Collected data entries:
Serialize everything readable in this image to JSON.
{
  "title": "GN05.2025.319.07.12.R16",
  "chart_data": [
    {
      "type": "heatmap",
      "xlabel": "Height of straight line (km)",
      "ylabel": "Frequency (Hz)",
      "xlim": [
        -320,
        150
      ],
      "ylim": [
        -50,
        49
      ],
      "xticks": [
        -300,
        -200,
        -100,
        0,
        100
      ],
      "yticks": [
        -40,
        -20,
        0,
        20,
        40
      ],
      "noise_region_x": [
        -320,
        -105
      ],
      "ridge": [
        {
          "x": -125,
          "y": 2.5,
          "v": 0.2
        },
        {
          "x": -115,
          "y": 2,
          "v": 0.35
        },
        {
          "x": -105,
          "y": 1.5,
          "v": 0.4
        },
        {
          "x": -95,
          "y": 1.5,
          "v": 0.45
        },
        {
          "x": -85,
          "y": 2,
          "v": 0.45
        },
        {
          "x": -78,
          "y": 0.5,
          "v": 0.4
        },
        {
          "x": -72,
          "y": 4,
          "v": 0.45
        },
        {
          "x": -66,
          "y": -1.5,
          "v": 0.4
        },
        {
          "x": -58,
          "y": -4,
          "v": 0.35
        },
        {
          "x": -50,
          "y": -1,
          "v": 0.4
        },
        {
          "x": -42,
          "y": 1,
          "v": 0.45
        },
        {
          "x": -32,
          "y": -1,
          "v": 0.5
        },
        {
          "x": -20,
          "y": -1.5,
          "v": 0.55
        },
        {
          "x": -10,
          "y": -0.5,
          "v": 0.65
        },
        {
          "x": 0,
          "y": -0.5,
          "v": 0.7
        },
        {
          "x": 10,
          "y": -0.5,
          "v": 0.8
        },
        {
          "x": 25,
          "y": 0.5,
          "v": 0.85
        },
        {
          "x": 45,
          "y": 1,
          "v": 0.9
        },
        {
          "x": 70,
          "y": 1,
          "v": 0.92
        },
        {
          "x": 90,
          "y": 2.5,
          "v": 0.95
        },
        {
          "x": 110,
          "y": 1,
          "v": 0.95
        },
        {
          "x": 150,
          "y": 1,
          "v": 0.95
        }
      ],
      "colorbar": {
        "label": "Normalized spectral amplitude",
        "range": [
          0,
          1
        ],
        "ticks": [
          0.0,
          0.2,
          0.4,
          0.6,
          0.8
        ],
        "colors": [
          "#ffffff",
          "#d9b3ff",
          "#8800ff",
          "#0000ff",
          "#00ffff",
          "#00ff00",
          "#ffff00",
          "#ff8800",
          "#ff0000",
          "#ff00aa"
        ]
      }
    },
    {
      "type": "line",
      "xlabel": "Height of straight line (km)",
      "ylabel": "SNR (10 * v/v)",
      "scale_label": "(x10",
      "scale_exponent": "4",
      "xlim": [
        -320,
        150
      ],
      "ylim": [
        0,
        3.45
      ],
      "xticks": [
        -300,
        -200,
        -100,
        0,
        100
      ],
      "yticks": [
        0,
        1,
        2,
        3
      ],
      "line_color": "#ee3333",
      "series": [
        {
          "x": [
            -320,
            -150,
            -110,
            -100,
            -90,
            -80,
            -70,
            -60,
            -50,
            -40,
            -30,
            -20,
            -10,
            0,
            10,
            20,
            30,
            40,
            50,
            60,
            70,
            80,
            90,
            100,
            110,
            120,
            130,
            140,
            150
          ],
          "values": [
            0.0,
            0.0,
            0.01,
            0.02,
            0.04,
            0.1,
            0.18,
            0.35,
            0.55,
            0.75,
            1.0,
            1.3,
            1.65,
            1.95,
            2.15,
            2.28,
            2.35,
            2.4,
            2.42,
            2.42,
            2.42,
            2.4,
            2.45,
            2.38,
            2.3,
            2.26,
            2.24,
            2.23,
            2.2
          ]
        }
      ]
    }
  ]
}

Do this:
Your task is to retype all of the records exactly.

Exercise answer:
Serialize everything readable in this image to JSON.
{
  "title": "GN05.2025.319.07.12.R16",
  "chart_data": [
    {
      "type": "heatmap",
      "xlabel": "Height of straight line (km)",
      "ylabel": "Frequency (Hz)",
      "xlim": [
        -320,
        150
      ],
      "ylim": [
        -50,
        49
      ],
      "xticks": [
        -300,
        -200,
        -100,
        0,
        100
      ],
      "yticks": [
        -40,
        -20,
        0,
        20,
        40
      ],
      "noise_region_x": [
        -320,
        -105
      ],
      "ridge": [
        {
          "x": -125,
          "y": 2.5,
          "v": 0.2
        },
        {
          "x": -115,
          "y": 2,
          "v": 0.35
        },
        {
          "x": -105,
          "y": 1.5,
          "v": 0.4
        },
        {
          "x": -95,
          "y": 1.5,
          "v": 0.45
        },
        {
          "x": -85,
          "y": 2,
          "v": 0.45
        },
        {
          "x": -78,
          "y": 0.5,
          "v": 0.4
        },
        {
          "x": -72,
          "y": 4,
          "v": 0.45
        },
        {
          "x": -66,
          "y": -1.5,
          "v": 0.4
        },
        {
          "x": -58,
          "y": -4,
          "v": 0.35
        },
        {
          "x": -50,
          "y": -1,
          "v": 0.4
        },
        {
          "x": -42,
          "y": 1,
          "v": 0.45
        },
        {
          "x": -32,
          "y": -1,
          "v": 0.5
        },
        {
          "x": -20,
          "y": -1.5,
          "v": 0.55
        },
        {
          "x": -10,
          "y": -0.5,
          "v": 0.65
        },
        {
          "x": 0,
          "y": -0.5,
          "v": 0.7
        },
        {
          "x": 10,
          "y": -0.5,
          "v": 0.8
        },
        {
          "x": 25,
          "y": 0.5,
          "v": 0.85
        },
        {
          "x": 45,
          "y": 1,
          "v": 0.9
        },
        {
          "x": 70,
          "y": 1,
          "v": 0.92
        },
        {
          "x": 90,
          "y": 2.5,
          "v": 0.95
        },
        {
          "x": 110,
          "y": 1,
          "v": 0.95
        },
        {
          "x": 150,
          "y": 1,
          "v": 0.95
        }
      ],
      "colorbar": {
        "label": "Normalized spectral amplitude",
        "range": [
          0,
          1
        ],
        "ticks": [
          0.0,
          0.2,
          0.4,
          0.6,
          0.8
        ],
        "colors": [
          "#ffffff",
          "#d9b3ff",
          "#8800ff",
          "#0000ff",
          "#00ffff",
          "#00ff00",
          "#ffff00",
          "#ff8800",
          "#ff0000",
          "#ff00aa"
        ]
      }
    },
    {
      "type": "line",
      "xlabel": "Height of straight line (km)",
      "ylabel": "SNR (10 * v/v)",
      "scale_label": "(x10",
      "scale_exponent": "4",
      "xlim": [
        -320,
        150
      ],
      "ylim": [
        0,
        3.45
      ],
      "xticks": [
        -300,
        -200,
        -100,
        0,
        100
      ],
      "yticks": [
        0,
        1,
        2,
        3
      ],
      "line_color": "#ee3333",
      "series": [
        {
          "x": [
            -320,
            -150,
            -110,
            -100,
            -90,
            -80,
            -70,
            -60,
            -50,
            -40,
            -30,
            -20,
            -10,
            0,
            10,
            20,
            30,
            40,
            50,
            60,
            70,
            80,
            90,
            100,
            110,
            120,
            130,
            140,
            150
          ],
          "values": [
            0.0,
            0.0,
            0.01,
            0.02,
            0.04,
            0.1,
            0.18,
            0.35,
            0.55,
            0.75,
            1.0,
            1.3,
            1.65,
            1.95,
            2.15,
            2.28,
            2.35,
            2.4,
            2.42,
            2.42,
            2.42,
            2.4,
            2.45,
            2.38,
            2.3,
            2.26,
            2.24,
            2.23,
            2.2
          ]
        }
      ]
    }
  ]
}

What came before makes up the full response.